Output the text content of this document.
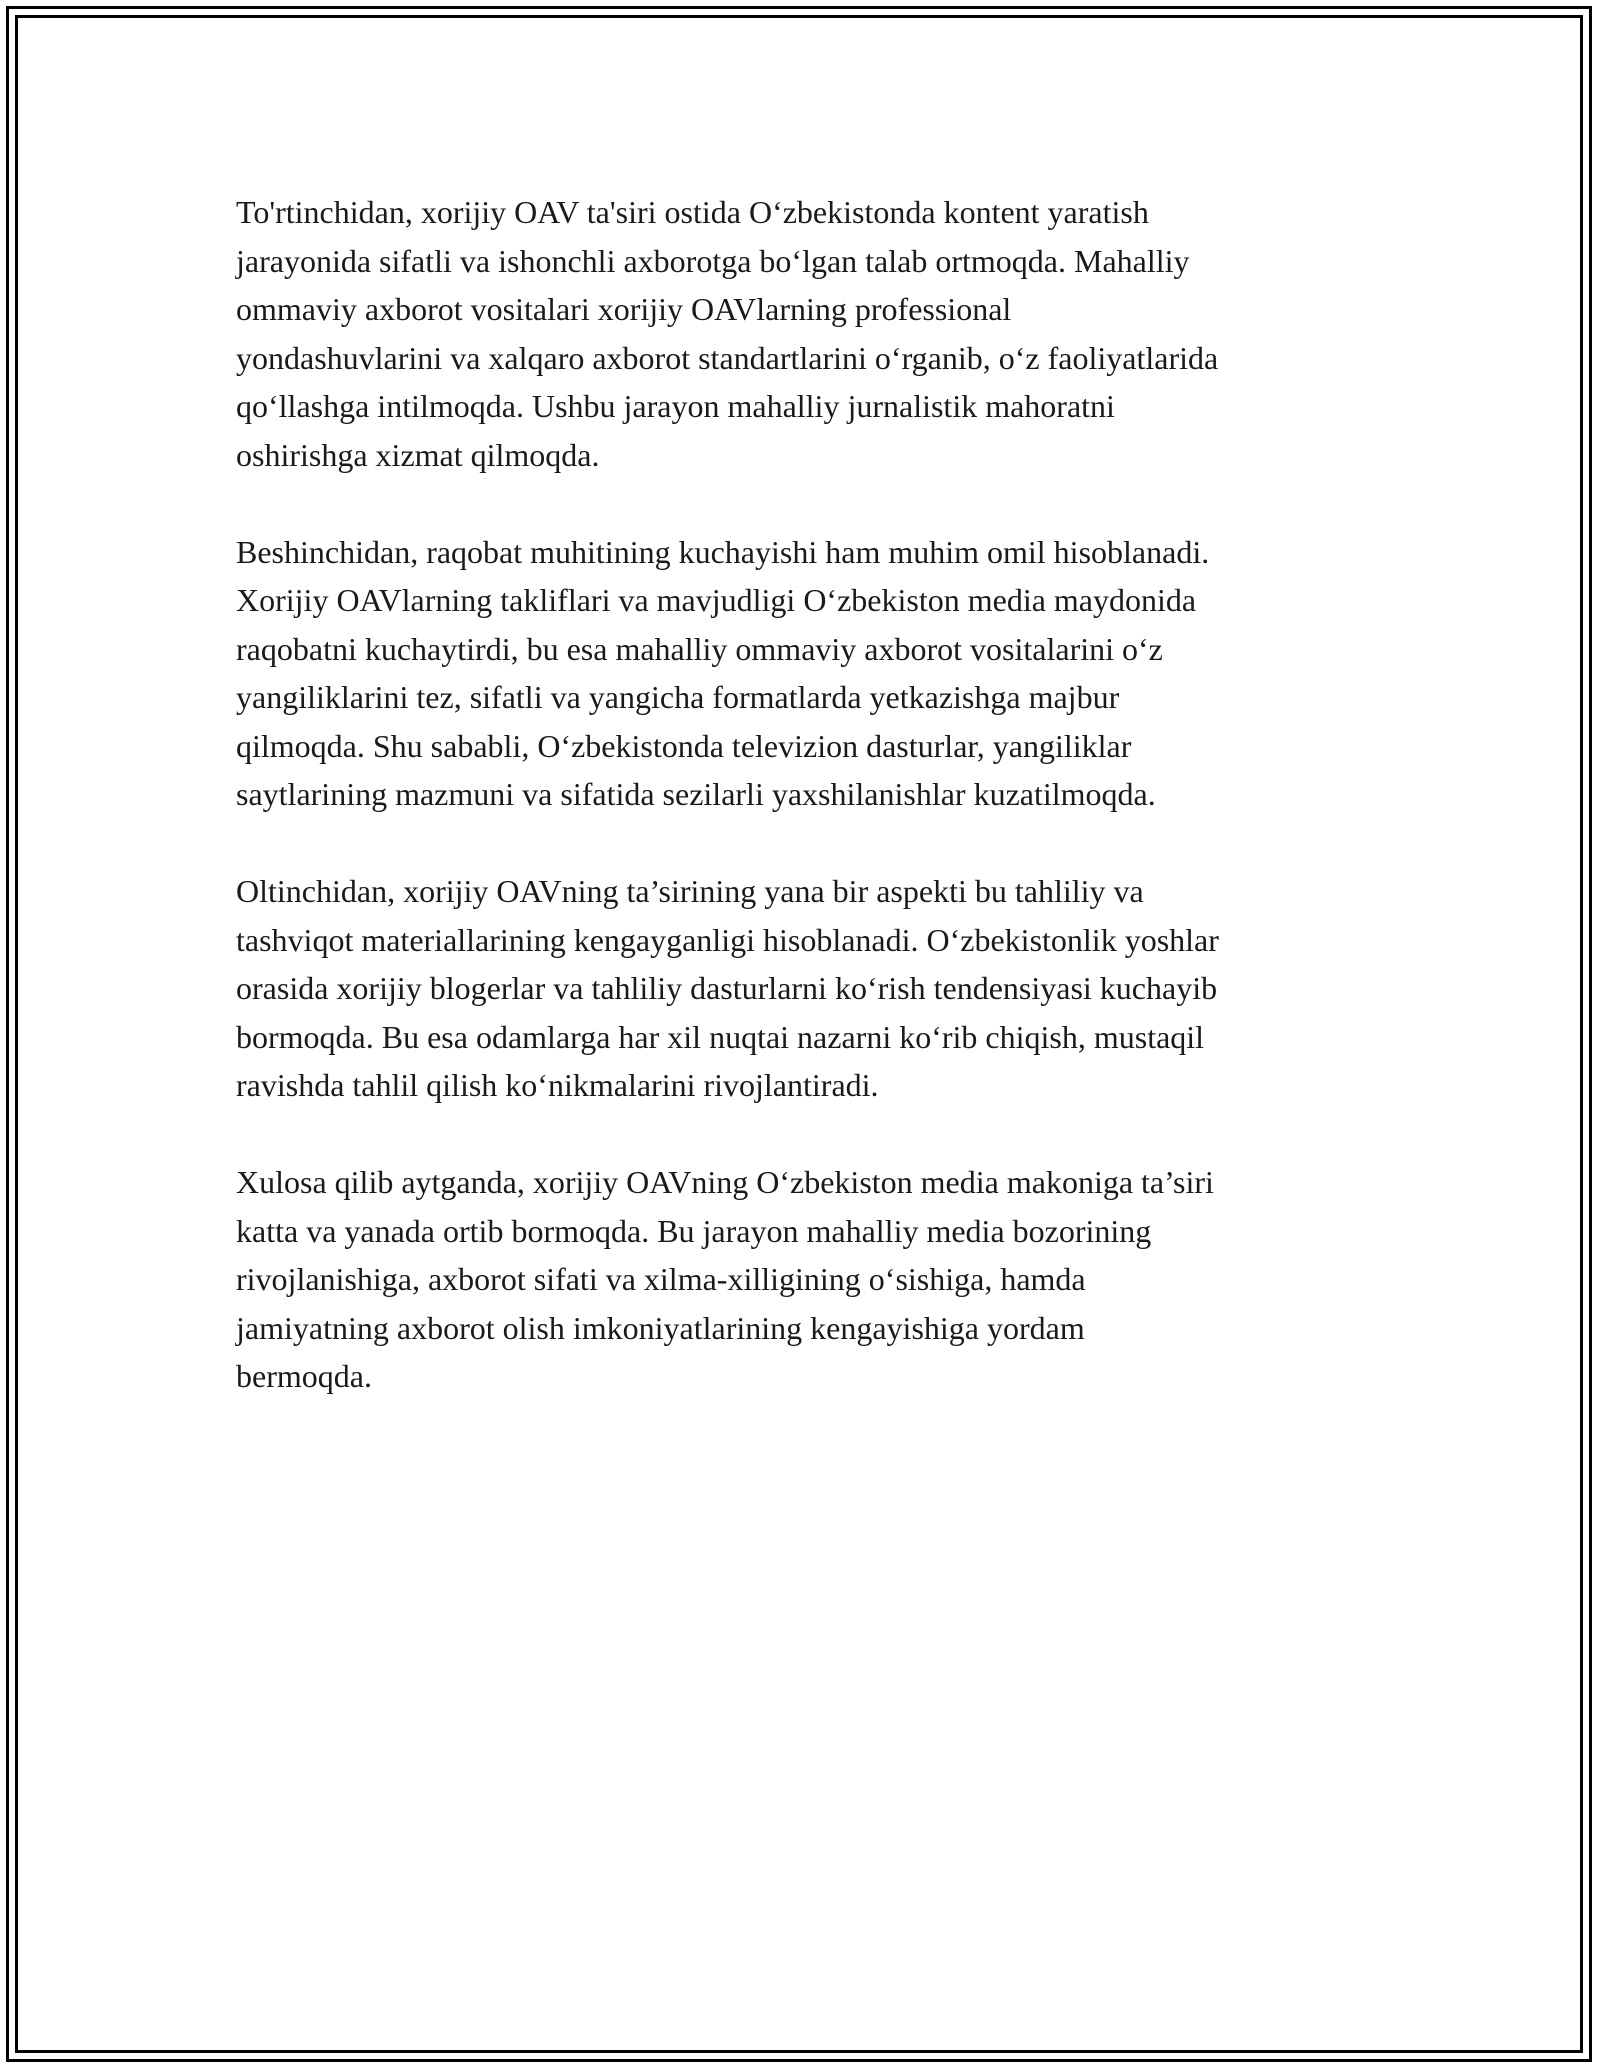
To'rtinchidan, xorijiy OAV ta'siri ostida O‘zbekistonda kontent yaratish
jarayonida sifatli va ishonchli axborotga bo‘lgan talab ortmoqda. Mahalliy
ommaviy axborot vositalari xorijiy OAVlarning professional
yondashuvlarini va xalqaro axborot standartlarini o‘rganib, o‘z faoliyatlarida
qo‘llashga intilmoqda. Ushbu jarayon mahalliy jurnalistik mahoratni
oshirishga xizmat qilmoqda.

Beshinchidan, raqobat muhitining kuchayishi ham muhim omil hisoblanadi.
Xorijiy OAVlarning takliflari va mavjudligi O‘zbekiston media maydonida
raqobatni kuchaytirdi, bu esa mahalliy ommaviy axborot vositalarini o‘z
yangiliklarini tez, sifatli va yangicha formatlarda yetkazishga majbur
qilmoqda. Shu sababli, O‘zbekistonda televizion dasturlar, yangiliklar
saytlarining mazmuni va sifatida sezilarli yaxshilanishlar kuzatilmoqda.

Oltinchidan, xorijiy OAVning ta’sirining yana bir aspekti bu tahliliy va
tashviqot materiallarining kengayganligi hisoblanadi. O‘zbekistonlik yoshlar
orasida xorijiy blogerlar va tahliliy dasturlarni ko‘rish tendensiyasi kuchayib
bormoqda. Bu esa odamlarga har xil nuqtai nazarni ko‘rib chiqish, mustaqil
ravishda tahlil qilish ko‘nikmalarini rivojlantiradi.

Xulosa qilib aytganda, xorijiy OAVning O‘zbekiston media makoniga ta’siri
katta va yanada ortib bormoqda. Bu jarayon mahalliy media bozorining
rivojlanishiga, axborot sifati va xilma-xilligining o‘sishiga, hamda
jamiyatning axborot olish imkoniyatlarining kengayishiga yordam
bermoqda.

◆ ◆ ◆ ◆

#### [Task directions]
Output all of the data exactly as it stands, minus any images.

#### [The result]
Output the text content of this document.
To'rtinchidan, xorijiy OAV ta'siri ostida O‘zbekistonda kontent yaratish
jarayonida sifatli va ishonchli axborotga bo‘lgan talab ortmoqda. Mahalliy
ommaviy axborot vositalari xorijiy OAVlarning professional
yondashuvlarini va xalqaro axborot standartlarini o‘rganib, o‘z faoliyatlarida
qo‘llashga intilmoqda. Ushbu jarayon mahalliy jurnalistik mahoratni
oshirishga xizmat qilmoqda.

Beshinchidan, raqobat muhitining kuchayishi ham muhim omil hisoblanadi.
Xorijiy OAVlarning takliflari va mavjudligi O‘zbekiston media maydonida
raqobatni kuchaytirdi, bu esa mahalliy ommaviy axborot vositalarini o‘z
yangiliklarini tez, sifatli va yangicha formatlarda yetkazishga majbur
qilmoqda. Shu sababli, O‘zbekistonda televizion dasturlar, yangiliklar
saytlarining mazmuni va sifatida sezilarli yaxshilanishlar kuzatilmoqda.

Oltinchidan, xorijiy OAVning ta’sirining yana bir aspekti bu tahliliy va
tashviqot materiallarining kengayganligi hisoblanadi. O‘zbekistonlik yoshlar
orasida xorijiy blogerlar va tahliliy dasturlarni ko‘rish tendensiyasi kuchayib
bormoqda. Bu esa odamlarga har xil nuqtai nazarni ko‘rib chiqish, mustaqil
ravishda tahlil qilish ko‘nikmalarini rivojlantiradi.

Xulosa qilib aytganda, xorijiy OAVning O‘zbekiston media makoniga ta’siri
katta va yanada ortib bormoqda. Bu jarayon mahalliy media bozorining
rivojlanishiga, axborot sifati va xilma-xilligining o‘sishiga, hamda
jamiyatning axborot olish imkoniyatlarining kengayishiga yordam
bermoqda.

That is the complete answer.